[Items from a figure collection]

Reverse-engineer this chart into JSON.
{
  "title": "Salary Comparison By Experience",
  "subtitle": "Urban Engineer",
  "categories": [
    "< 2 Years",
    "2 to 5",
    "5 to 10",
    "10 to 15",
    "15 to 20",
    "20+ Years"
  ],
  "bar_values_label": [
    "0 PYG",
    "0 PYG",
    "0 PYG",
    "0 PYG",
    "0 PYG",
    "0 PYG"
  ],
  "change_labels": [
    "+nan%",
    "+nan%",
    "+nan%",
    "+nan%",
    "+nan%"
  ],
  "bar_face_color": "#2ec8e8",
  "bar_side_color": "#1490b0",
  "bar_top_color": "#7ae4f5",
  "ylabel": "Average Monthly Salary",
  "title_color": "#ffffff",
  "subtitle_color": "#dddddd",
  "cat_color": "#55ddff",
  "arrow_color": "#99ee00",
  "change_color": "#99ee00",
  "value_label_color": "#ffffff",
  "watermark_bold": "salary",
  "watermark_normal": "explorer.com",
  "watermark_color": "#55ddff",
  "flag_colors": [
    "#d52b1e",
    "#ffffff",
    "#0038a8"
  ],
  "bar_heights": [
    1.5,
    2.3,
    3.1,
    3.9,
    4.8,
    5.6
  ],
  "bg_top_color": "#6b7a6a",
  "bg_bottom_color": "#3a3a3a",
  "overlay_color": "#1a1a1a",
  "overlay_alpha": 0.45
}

[WHAT IS NEEDED]: Restate the data above exactly, keeping each word as it stands.

[TASK SOLUTION]:
Reverse-engineer this chart into JSON.
{
  "title": "Salary Comparison By Experience",
  "subtitle": "Urban Engineer",
  "categories": [
    "< 2 Years",
    "2 to 5",
    "5 to 10",
    "10 to 15",
    "15 to 20",
    "20+ Years"
  ],
  "bar_values_label": [
    "0 PYG",
    "0 PYG",
    "0 PYG",
    "0 PYG",
    "0 PYG",
    "0 PYG"
  ],
  "change_labels": [
    "+nan%",
    "+nan%",
    "+nan%",
    "+nan%",
    "+nan%"
  ],
  "bar_face_color": "#2ec8e8",
  "bar_side_color": "#1490b0",
  "bar_top_color": "#7ae4f5",
  "ylabel": "Average Monthly Salary",
  "title_color": "#ffffff",
  "subtitle_color": "#dddddd",
  "cat_color": "#55ddff",
  "arrow_color": "#99ee00",
  "change_color": "#99ee00",
  "value_label_color": "#ffffff",
  "watermark_bold": "salary",
  "watermark_normal": "explorer.com",
  "watermark_color": "#55ddff",
  "flag_colors": [
    "#d52b1e",
    "#ffffff",
    "#0038a8"
  ],
  "bar_heights": [
    1.5,
    2.3,
    3.1,
    3.9,
    4.8,
    5.6
  ],
  "bg_top_color": "#6b7a6a",
  "bg_bottom_color": "#3a3a3a",
  "overlay_color": "#1a1a1a",
  "overlay_alpha": 0.45
}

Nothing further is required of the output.